▶ What to produce:
Collect each line containing "trăm".

▶ Data provided:
-----
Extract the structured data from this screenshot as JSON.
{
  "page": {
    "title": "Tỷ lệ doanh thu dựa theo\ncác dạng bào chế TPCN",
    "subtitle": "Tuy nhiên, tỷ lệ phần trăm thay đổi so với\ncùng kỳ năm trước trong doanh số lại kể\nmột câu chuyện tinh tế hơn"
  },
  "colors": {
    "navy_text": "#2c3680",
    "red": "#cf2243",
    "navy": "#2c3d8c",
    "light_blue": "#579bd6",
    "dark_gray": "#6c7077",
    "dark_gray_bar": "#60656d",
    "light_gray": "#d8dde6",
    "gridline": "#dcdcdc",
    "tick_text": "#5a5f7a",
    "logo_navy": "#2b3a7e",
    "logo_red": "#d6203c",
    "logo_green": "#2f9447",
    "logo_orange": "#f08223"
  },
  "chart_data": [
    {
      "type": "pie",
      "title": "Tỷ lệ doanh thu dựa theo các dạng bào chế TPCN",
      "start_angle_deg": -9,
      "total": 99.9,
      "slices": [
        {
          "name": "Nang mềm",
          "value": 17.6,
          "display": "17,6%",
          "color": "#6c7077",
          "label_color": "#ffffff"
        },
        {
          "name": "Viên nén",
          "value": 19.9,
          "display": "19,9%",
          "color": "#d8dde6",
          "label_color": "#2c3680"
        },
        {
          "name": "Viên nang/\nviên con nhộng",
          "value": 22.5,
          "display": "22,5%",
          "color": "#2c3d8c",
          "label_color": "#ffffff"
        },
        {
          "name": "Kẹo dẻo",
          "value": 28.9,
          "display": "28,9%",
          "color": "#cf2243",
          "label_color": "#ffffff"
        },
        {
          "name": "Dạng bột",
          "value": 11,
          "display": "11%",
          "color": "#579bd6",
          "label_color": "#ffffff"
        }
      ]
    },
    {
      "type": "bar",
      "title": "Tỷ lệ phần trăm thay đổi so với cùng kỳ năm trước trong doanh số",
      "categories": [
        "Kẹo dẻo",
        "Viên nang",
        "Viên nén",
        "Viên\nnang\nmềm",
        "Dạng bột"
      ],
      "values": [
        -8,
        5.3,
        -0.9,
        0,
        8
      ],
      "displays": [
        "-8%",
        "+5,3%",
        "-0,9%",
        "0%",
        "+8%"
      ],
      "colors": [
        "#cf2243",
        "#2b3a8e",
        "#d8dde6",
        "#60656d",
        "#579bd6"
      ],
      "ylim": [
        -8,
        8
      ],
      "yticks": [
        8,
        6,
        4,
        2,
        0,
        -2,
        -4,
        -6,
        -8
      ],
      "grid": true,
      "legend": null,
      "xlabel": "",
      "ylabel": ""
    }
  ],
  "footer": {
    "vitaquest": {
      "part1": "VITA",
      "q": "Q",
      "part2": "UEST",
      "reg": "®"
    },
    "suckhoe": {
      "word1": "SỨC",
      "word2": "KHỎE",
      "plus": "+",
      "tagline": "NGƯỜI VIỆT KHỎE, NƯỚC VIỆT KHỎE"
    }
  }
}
-----
▶ The reply:
    "subtitle": "Tuy nhiên, tỷ lệ phần trăm thay đổi so với\ncùng kỳ năm trước trong doanh số lại kể\nmột câu chuyện tinh tế hơn"
      "title": "Tỷ lệ phần trăm thay đổi so với cùng kỳ năm trước trong doanh số",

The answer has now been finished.